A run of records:
* Start *
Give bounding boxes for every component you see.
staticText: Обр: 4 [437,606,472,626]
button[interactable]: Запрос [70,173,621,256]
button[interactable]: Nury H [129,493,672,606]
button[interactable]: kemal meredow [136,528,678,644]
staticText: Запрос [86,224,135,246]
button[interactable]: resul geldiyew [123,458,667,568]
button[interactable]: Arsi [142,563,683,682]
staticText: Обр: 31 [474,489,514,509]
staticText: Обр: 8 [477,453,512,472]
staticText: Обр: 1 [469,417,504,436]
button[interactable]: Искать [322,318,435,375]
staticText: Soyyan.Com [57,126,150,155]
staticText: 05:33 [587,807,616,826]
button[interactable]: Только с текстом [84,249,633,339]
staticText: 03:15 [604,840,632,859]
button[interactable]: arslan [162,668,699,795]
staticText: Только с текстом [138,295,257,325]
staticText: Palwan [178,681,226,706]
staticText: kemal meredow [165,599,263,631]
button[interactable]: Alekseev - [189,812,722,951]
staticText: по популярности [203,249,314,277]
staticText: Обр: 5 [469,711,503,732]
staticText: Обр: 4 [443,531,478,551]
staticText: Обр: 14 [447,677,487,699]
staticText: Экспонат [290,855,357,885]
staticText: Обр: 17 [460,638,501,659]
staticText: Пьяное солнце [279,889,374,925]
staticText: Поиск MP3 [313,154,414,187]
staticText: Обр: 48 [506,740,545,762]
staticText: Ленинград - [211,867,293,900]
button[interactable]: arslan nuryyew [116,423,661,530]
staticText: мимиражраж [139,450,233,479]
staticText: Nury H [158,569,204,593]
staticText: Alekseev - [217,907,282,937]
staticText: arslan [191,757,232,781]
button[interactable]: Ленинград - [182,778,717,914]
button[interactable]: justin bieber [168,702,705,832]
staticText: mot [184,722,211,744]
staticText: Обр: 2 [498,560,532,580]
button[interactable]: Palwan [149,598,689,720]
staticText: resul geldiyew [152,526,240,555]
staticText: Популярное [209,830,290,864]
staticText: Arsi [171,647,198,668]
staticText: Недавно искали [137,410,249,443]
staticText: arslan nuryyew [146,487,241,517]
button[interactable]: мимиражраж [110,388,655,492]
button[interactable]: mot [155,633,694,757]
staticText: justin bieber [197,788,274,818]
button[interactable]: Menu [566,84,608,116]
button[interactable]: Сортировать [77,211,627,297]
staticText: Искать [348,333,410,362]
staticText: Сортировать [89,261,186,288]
* End *
> **Exercise details**: Rewrite the data from the first line up to and including the line with "button[interactable]: Palwan [149,598,689,720]", putting "Вопрос" wherever "Запрос" appears and changing nothing else.

> **Written reply**:
Give bounding boxes for every component you see.
staticText: Обр: 4 [437,606,472,626]
button[interactable]: Вопрос [70,173,621,256]
button[interactable]: Nury H [129,493,672,606]
button[interactable]: kemal meredow [136,528,678,644]
staticText: Вопрос [86,224,135,246]
button[interactable]: resul geldiyew [123,458,667,568]
button[interactable]: Arsi [142,563,683,682]
staticText: Обр: 31 [474,489,514,509]
staticText: Обр: 8 [477,453,512,472]
staticText: Обр: 1 [469,417,504,436]
button[interactable]: Искать [322,318,435,375]
staticText: Soyyan.Com [57,126,150,155]
staticText: 05:33 [587,807,616,826]
button[interactable]: Только с текстом [84,249,633,339]
staticText: 03:15 [604,840,632,859]
button[interactable]: arslan [162,668,699,795]
staticText: Только с текстом [138,295,257,325]
staticText: Palwan [178,681,226,706]
staticText: kemal meredow [165,599,263,631]
button[interactable]: Alekseev - [189,812,722,951]
staticText: по популярности [203,249,314,277]
staticText: Обр: 5 [469,711,503,732]
staticText: Обр: 4 [443,531,478,551]
staticText: Обр: 14 [447,677,487,699]
staticText: Экспонат [290,855,357,885]
staticText: Обр: 17 [460,638,501,659]
staticText: Пьяное солнце [279,889,374,925]
staticText: Поиск MP3 [313,154,414,187]
staticText: Обр: 48 [506,740,545,762]
staticText: Ленинград - [211,867,293,900]
button[interactable]: arslan nuryyew [116,423,661,530]
staticText: мимиражраж [139,450,233,479]
staticText: Nury H [158,569,204,593]
staticText: Alekseev - [217,907,282,937]
staticText: arslan [191,757,232,781]
button[interactable]: Ленинград - [182,778,717,914]
button[interactable]: justin bieber [168,702,705,832]
staticText: mot [184,722,211,744]
staticText: Обр: 2 [498,560,532,580]
button[interactable]: Palwan [149,598,689,720]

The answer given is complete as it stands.